[Objective]: In the material below, find every line with "models" and pull it out.

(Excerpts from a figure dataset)
======

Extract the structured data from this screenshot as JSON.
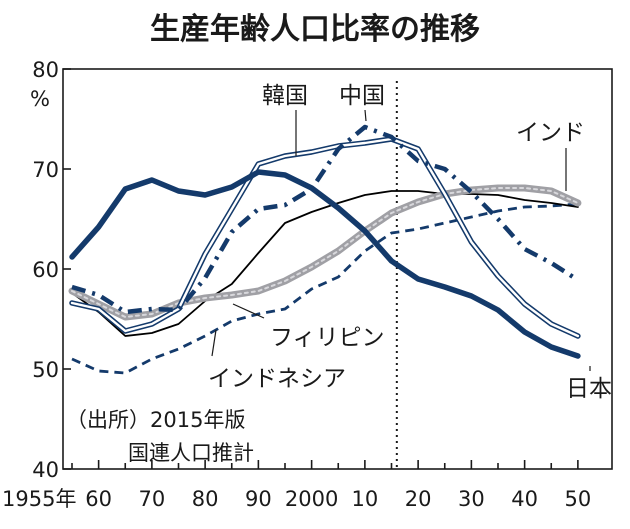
{
  "chart_data": {
    "type": "line",
    "title": "生産年齢人口比率の推移",
    "y_unit": "%",
    "source_line1": "（出所）2015年版",
    "source_line2": "国連人口推計",
    "x": [
      1955,
      1960,
      1965,
      1970,
      1975,
      1980,
      1985,
      1990,
      1995,
      2000,
      2005,
      2010,
      2015,
      2020,
      2025,
      2030,
      2035,
      2040,
      2045,
      2050
    ],
    "xlim": [
      1955,
      2050
    ],
    "ylim": [
      40,
      80
    ],
    "x_tick_labels": [
      "1955年",
      "60",
      "70",
      "80",
      "90",
      "2000",
      "10",
      "20",
      "30",
      "40",
      "50"
    ],
    "y_tick_labels": [
      "40",
      "50",
      "60",
      "70",
      "80"
    ],
    "projection_start": 2016,
    "series": [
      {
        "name": "日本",
        "label": "日本",
        "color": "#143a6b",
        "style": "thick",
        "values": [
          61.2,
          64.2,
          68.0,
          68.9,
          67.8,
          67.4,
          68.2,
          69.7,
          69.4,
          68.1,
          66.1,
          63.8,
          60.8,
          59.0,
          58.2,
          57.3,
          55.9,
          53.7,
          52.2,
          51.3
        ]
      },
      {
        "name": "中国",
        "label": "中国",
        "color": "#143a6b",
        "style": "dashdot",
        "values": [
          58.2,
          57.4,
          55.7,
          56.0,
          55.9,
          59.1,
          63.7,
          66.0,
          66.4,
          68.0,
          72.0,
          74.2,
          73.2,
          70.8,
          70.0,
          67.7,
          65.0,
          62.0,
          60.6,
          58.9
        ]
      },
      {
        "name": "韓国",
        "label": "韓国",
        "color": "#143a6b",
        "style": "double",
        "values": [
          56.6,
          56.0,
          53.8,
          54.5,
          56.0,
          61.5,
          66.0,
          70.5,
          71.3,
          71.7,
          72.3,
          72.6,
          73.0,
          72.0,
          67.5,
          62.7,
          59.3,
          56.5,
          54.5,
          53.3
        ]
      },
      {
        "name": "インド",
        "label": "インド",
        "color": "#a0a0a5",
        "style": "grey",
        "values": [
          57.8,
          56.5,
          55.2,
          55.5,
          56.6,
          57.1,
          57.4,
          57.8,
          58.8,
          60.2,
          61.8,
          63.8,
          65.6,
          66.7,
          67.5,
          67.9,
          68.1,
          68.1,
          67.8,
          66.6
        ]
      },
      {
        "name": "フィリピン",
        "label": "フィリピン",
        "color": "#000000",
        "style": "thin",
        "values": [
          57.6,
          55.7,
          53.3,
          53.6,
          54.5,
          56.8,
          58.5,
          61.6,
          64.6,
          65.7,
          66.6,
          67.4,
          67.8,
          67.8,
          67.5,
          67.5,
          67.4,
          66.9,
          66.6,
          66.2
        ]
      },
      {
        "name": "インドネシア",
        "label": "インドネシア",
        "color": "#143a6b",
        "style": "dashed",
        "values": [
          51.0,
          49.8,
          49.6,
          51.0,
          52.0,
          53.3,
          54.8,
          55.5,
          56.0,
          58.0,
          59.2,
          61.8,
          63.6,
          64.0,
          64.6,
          65.2,
          65.8,
          66.2,
          66.3,
          66.5
        ]
      }
    ]
  }
}
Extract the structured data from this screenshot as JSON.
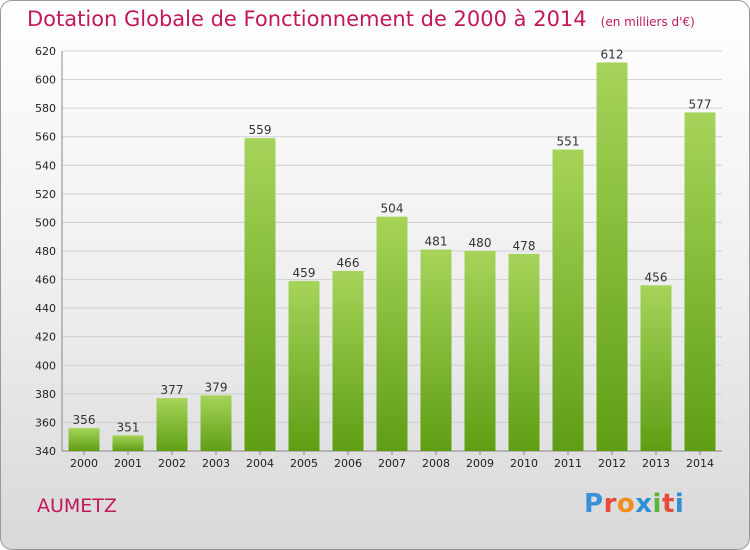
{
  "title": "Dotation Globale de Fonctionnement de 2000 à 2014",
  "unit_note": "(en milliers d'€)",
  "commune": "AUMETZ",
  "logo": {
    "text": "Proxiti",
    "colors": [
      "#3b8fd6",
      "#e84a3c",
      "#f28c1b",
      "#2e8fd6",
      "#5bb53b",
      "#e84a3c",
      "#2e8fd6"
    ]
  },
  "colors": {
    "title": "#c2185b",
    "bar_light": "#a6d45a",
    "bar_dark": "#5f9e14",
    "grid": "#d0d0d0"
  },
  "chart_data": {
    "type": "bar",
    "title": "Dotation Globale de Fonctionnement de 2000 à 2014",
    "categories": [
      "2000",
      "2001",
      "2002",
      "2003",
      "2004",
      "2005",
      "2006",
      "2007",
      "2008",
      "2009",
      "2010",
      "2011",
      "2012",
      "2013",
      "2014"
    ],
    "values": [
      356,
      351,
      377,
      379,
      559,
      459,
      466,
      504,
      481,
      480,
      478,
      551,
      612,
      456,
      577
    ],
    "ylim": [
      340,
      620
    ],
    "yticks": [
      340,
      360,
      380,
      400,
      420,
      440,
      460,
      480,
      500,
      520,
      540,
      560,
      580,
      600,
      620
    ],
    "grid": true,
    "xlabel": "",
    "ylabel": ""
  }
}
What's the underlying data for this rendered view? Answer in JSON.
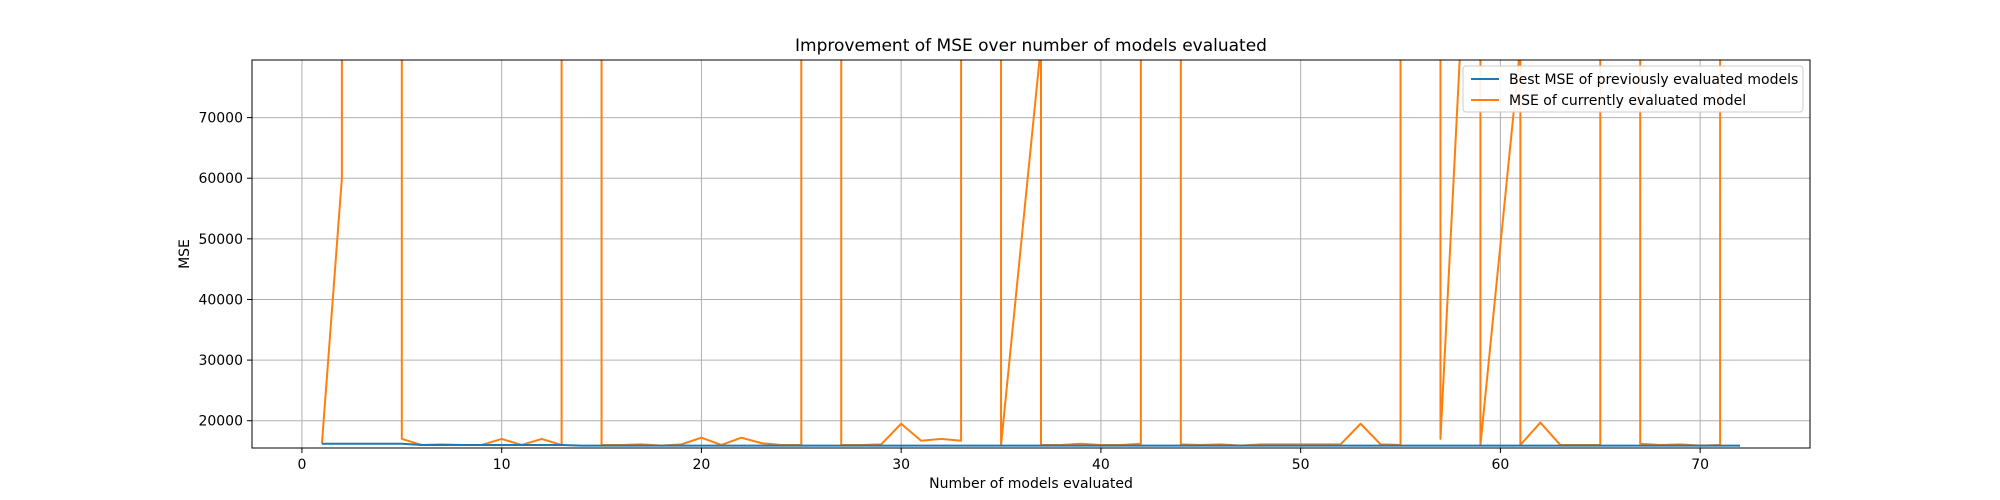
{
  "chart_data": {
    "type": "line",
    "title": "Improvement of MSE over number of models evaluated",
    "xlabel": "Number of models evaluated",
    "ylabel": "MSE",
    "xlim": [
      -2.5,
      75.5
    ],
    "ylim": [
      15500,
      79500
    ],
    "xticks": [
      0,
      10,
      20,
      30,
      40,
      50,
      60,
      70
    ],
    "yticks": [
      20000,
      30000,
      40000,
      50000,
      60000,
      70000
    ],
    "grid": true,
    "legend_position": "top-right",
    "colors": {
      "best": "#1f77b4",
      "current": "#ff7f0e"
    },
    "series": [
      {
        "name": "Best MSE of previously evaluated models",
        "x": [
          1,
          5,
          6,
          13,
          14,
          72
        ],
        "y": [
          16200,
          16200,
          16000,
          16000,
          15900,
          15900
        ]
      },
      {
        "name": "MSE of currently evaluated model",
        "x": [
          1,
          2,
          2,
          5,
          5,
          6,
          7,
          8,
          9,
          10,
          11,
          12,
          13,
          13,
          14,
          15,
          15,
          16,
          17,
          18,
          19,
          20,
          21,
          22,
          23,
          24,
          25,
          25,
          27,
          27,
          28,
          29,
          30,
          31,
          32,
          33,
          33,
          35,
          35,
          37,
          37,
          38,
          39,
          40,
          41,
          42,
          42,
          44,
          44,
          45,
          46,
          47,
          48,
          49,
          50,
          51,
          52,
          53,
          54,
          55,
          55,
          57,
          57,
          58,
          59,
          59,
          61,
          61,
          62,
          63,
          64,
          65,
          65,
          67,
          67,
          68,
          69,
          70,
          71,
          71
        ],
        "y": [
          16200,
          60000,
          82000,
          82000,
          17000,
          16000,
          16100,
          16000,
          16000,
          17000,
          16000,
          17000,
          16000,
          82000,
          82000,
          82000,
          16000,
          16000,
          16100,
          15900,
          16100,
          17200,
          16000,
          17200,
          16300,
          16000,
          16000,
          82000,
          82000,
          16000,
          16000,
          16100,
          19500,
          16700,
          17000,
          16700,
          82000,
          82000,
          16000,
          82000,
          16000,
          16000,
          16200,
          16000,
          16000,
          16200,
          82000,
          82000,
          16100,
          16000,
          16100,
          15900,
          16100,
          16100,
          16100,
          16100,
          16100,
          19500,
          16100,
          16000,
          82000,
          82000,
          17000,
          82000,
          82000,
          16000,
          82000,
          16000,
          19700,
          16000,
          16000,
          16000,
          82000,
          82000,
          16200,
          16000,
          16100,
          15900,
          16000,
          82000
        ]
      }
    ]
  }
}
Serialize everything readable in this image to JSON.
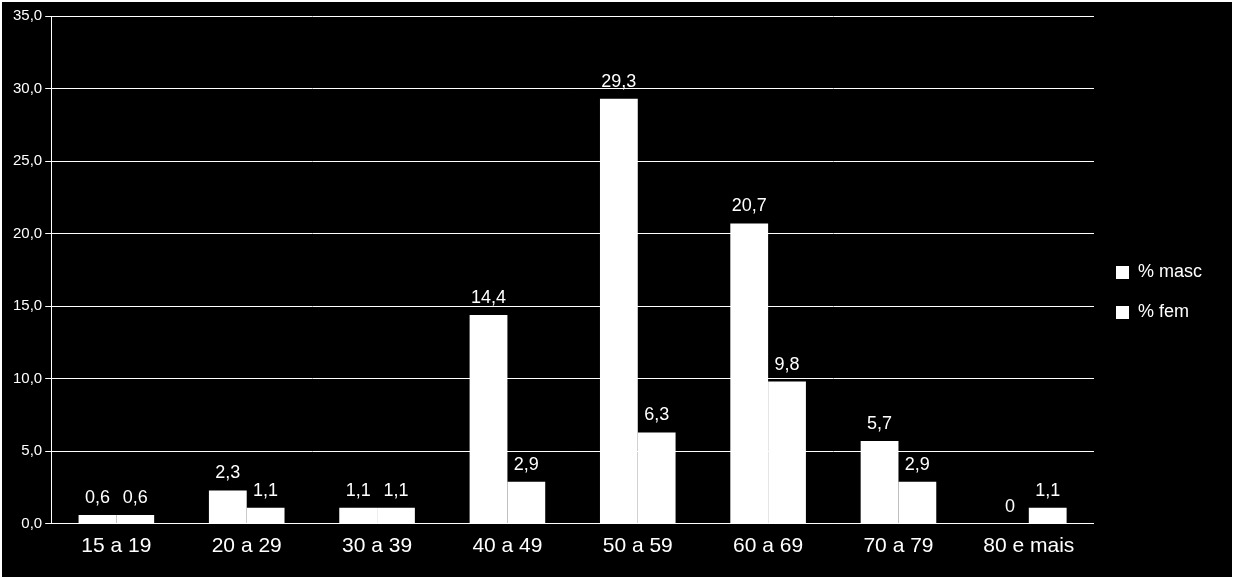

======

[Correct answer]:
    "title": "Improvement of MSE over number of models evaluated",
    "xlabel": "Number of models evaluated",
        "name": "Best MSE of previously evaluated models",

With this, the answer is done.